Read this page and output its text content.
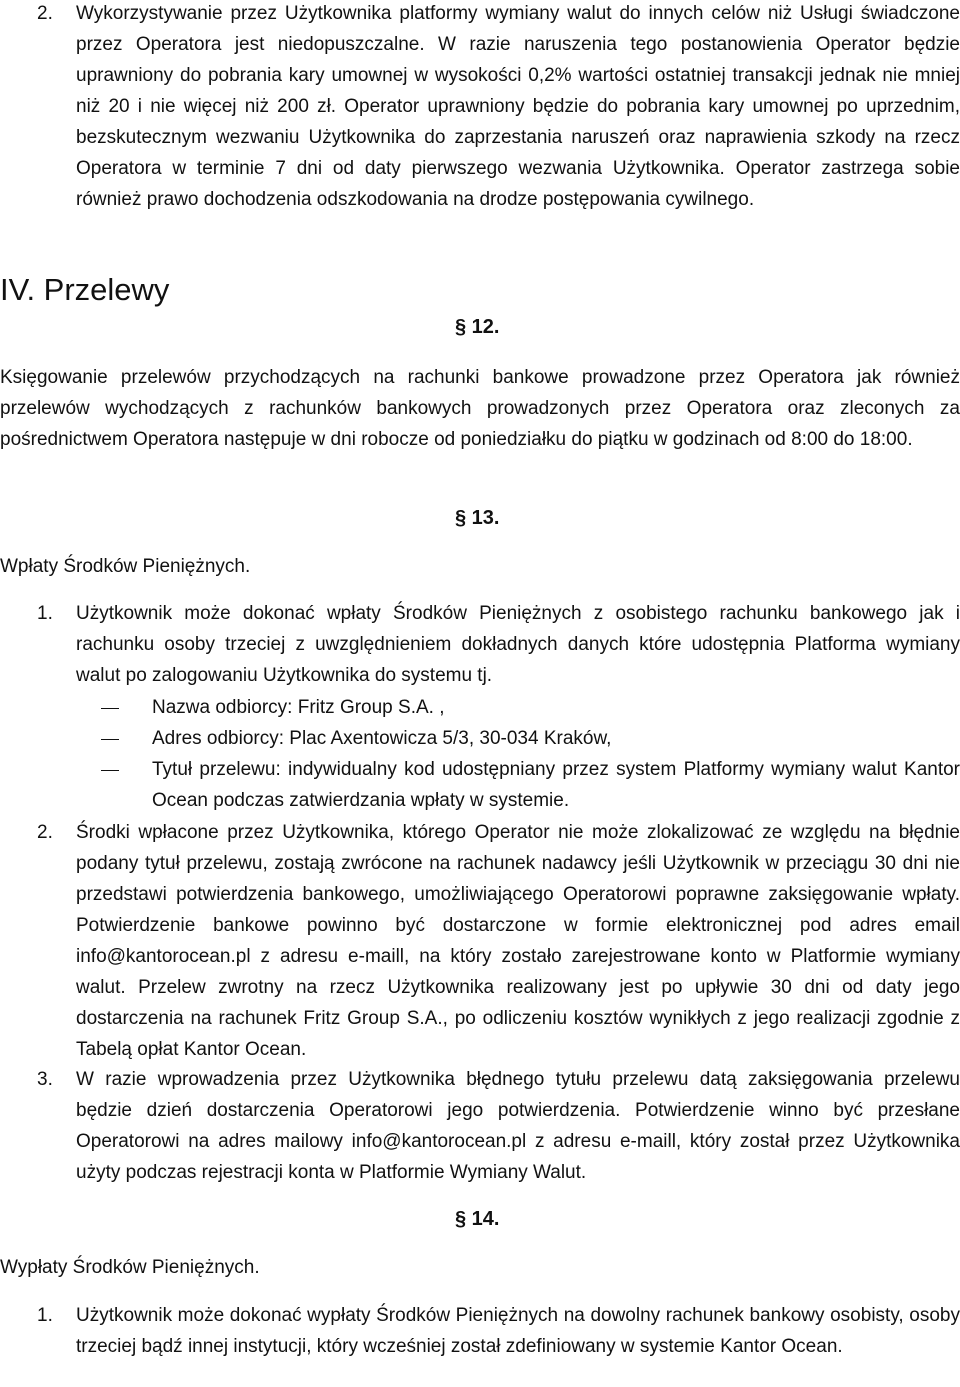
2. Wykorzystywanie przez Użytkownika platformy wymiany walut do innych celów niż Usługi świadczone przez Operatora jest niedopuszczalne. W razie naruszenia tego postanowienia Operator będzie uprawniony do pobrania kary umownej w wysokości 0,2% wartości ostatniej transakcji jednak nie mniej niż 20 i nie więcej niż 200 zł. Operator uprawniony będzie do pobrania kary umownej po uprzednim, bezskutecznym wezwaniu Użytkownika do zaprzestania naruszeń oraz naprawienia szkody na rzecz Operatora w terminie 7 dni od daty pierwszego wezwania Użytkownika. Operator zastrzega sobie również prawo dochodzenia odszkodowania na drodze postępowania cywilnego.

IV. Przelewy
§ 12.

Księgowanie przelewów przychodzących na rachunki bankowe prowadzone przez Operatora jak również przelewów wychodzących z rachunków bankowych prowadzonych przez Operatora oraz zleconych za pośrednictwem Operatora następuje w dni robocze od poniedziałku do piątku w godzinach od 8:00 do 18:00.

§ 13.
Wpłaty Środków Pieniężnych.
1. Użytkownik może dokonać wpłaty Środków Pieniężnych z osobistego rachunku bankowego jak i rachunku osoby trzeciej z uwzględnieniem dokładnych danych które udostępnia Platforma wymiany walut po zalogowaniu Użytkownika do systemu tj.

Nazwa odbiorcy: Fritz Group S.A. ,
Adres odbiorcy: Plac Axentowicza 5/3, 30-034 Kraków,
Tytuł przelewu: indywidualny kod udostępniany przez system Platformy wymiany walut Kantor Ocean podczas zatwierdzania wpłaty w systemie.
2. Środki wpłacone przez Użytkownika, którego Operator nie może zlokalizować ze względu na błędnie podany tytuł przelewu, zostają zwrócone na rachunek nadawcy jeśli Użytkownik w przeciągu 30 dni nie przedstawi potwierdzenia bankowego, umożliwiającego Operatorowi poprawne zaksięgowanie wpłaty. Potwierdzenie bankowe powinno być dostarczone w formie elektronicznej pod adres email info@kantorocean.pl z adresu e-maill, na który zostało zarejestrowane konto w Platformie wymiany walut. Przelew zwrotny na rzecz Użytkownika realizowany jest po upływie 30 dni od daty jego dostarczenia na rachunek Fritz Group S.A., po odliczeniu kosztów wynikłych z jego realizacji zgodnie z Tabelą opłat Kantor Ocean.

3. W razie wprowadzenia przez Użytkownika błędnego tytułu przelewu datą zaksięgowania przelewu będzie dzień dostarczenia Operatorowi jego potwierdzenia. Potwierdzenie winno być przesłane Operatorowi na adres mailowy info@kantorocean.pl z adresu e-maill, który został przez Użytkownika użyty podczas rejestracji konta w Platformie Wymiany Walut.

§ 14.
Wypłaty Środków Pieniężnych.
1. Użytkownik może dokonać wypłaty Środków Pieniężnych na dowolny rachunek bankowy osobisty, osoby trzeciej bądź innej instytucji, który wcześniej został zdefiniowany w systemie Kantor Ocean.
---------------
SHORT EXERCISE: Make an exact copy of the records above, with the pictures left out.

EXPECTED OUTPUT:
Read this page and output its text content.
2. Wykorzystywanie przez Użytkownika platformy wymiany walut do innych celów niż Usługi świadczone przez Operatora jest niedopuszczalne. W razie naruszenia tego postanowienia Operator będzie uprawniony do pobrania kary umownej w wysokości 0,2% wartości ostatniej transakcji jednak nie mniej niż 20 i nie więcej niż 200 zł. Operator uprawniony będzie do pobrania kary umownej po uprzednim, bezskutecznym wezwaniu Użytkownika do zaprzestania naruszeń oraz naprawienia szkody na rzecz Operatora w terminie 7 dni od daty pierwszego wezwania Użytkownika. Operator zastrzega sobie również prawo dochodzenia odszkodowania na drodze postępowania cywilnego.

IV. Przelewy
§ 12.

Księgowanie przelewów przychodzących na rachunki bankowe prowadzone przez Operatora jak również przelewów wychodzących z rachunków bankowych prowadzonych przez Operatora oraz zleconych za pośrednictwem Operatora następuje w dni robocze od poniedziałku do piątku w godzinach od 8:00 do 18:00.

§ 13.
Wpłaty Środków Pieniężnych.
1. Użytkownik może dokonać wpłaty Środków Pieniężnych z osobistego rachunku bankowego jak i rachunku osoby trzeciej z uwzględnieniem dokładnych danych które udostępnia Platforma wymiany walut po zalogowaniu Użytkownika do systemu tj.

Nazwa odbiorcy: Fritz Group S.A. ,
Adres odbiorcy: Plac Axentowicza 5/3, 30-034 Kraków,
Tytuł przelewu: indywidualny kod udostępniany przez system Platformy wymiany walut Kantor Ocean podczas zatwierdzania wpłaty w systemie.
2. Środki wpłacone przez Użytkownika, którego Operator nie może zlokalizować ze względu na błędnie podany tytuł przelewu, zostają zwrócone na rachunek nadawcy jeśli Użytkownik w przeciągu 30 dni nie przedstawi potwierdzenia bankowego, umożliwiającego Operatorowi poprawne zaksięgowanie wpłaty. Potwierdzenie bankowe powinno być dostarczone w formie elektronicznej pod adres email info@kantorocean.pl z adresu e-maill, na który zostało zarejestrowane konto w Platformie wymiany walut. Przelew zwrotny na rzecz Użytkownika realizowany jest po upływie 30 dni od daty jego dostarczenia na rachunek Fritz Group S.A., po odliczeniu kosztów wynikłych z jego realizacji zgodnie z Tabelą opłat Kantor Ocean.

3. W razie wprowadzenia przez Użytkownika błędnego tytułu przelewu datą zaksięgowania przelewu będzie dzień dostarczenia Operatorowi jego potwierdzenia. Potwierdzenie winno być przesłane Operatorowi na adres mailowy info@kantorocean.pl z adresu e-maill, który został przez Użytkownika użyty podczas rejestracji konta w Platformie Wymiany Walut.

§ 14.
Wypłaty Środków Pieniężnych.
1. Użytkownik może dokonać wypłaty Środków Pieniężnych na dowolny rachunek bankowy osobisty, osoby trzeciej bądź innej instytucji, który wcześniej został zdefiniowany w systemie Kantor Ocean.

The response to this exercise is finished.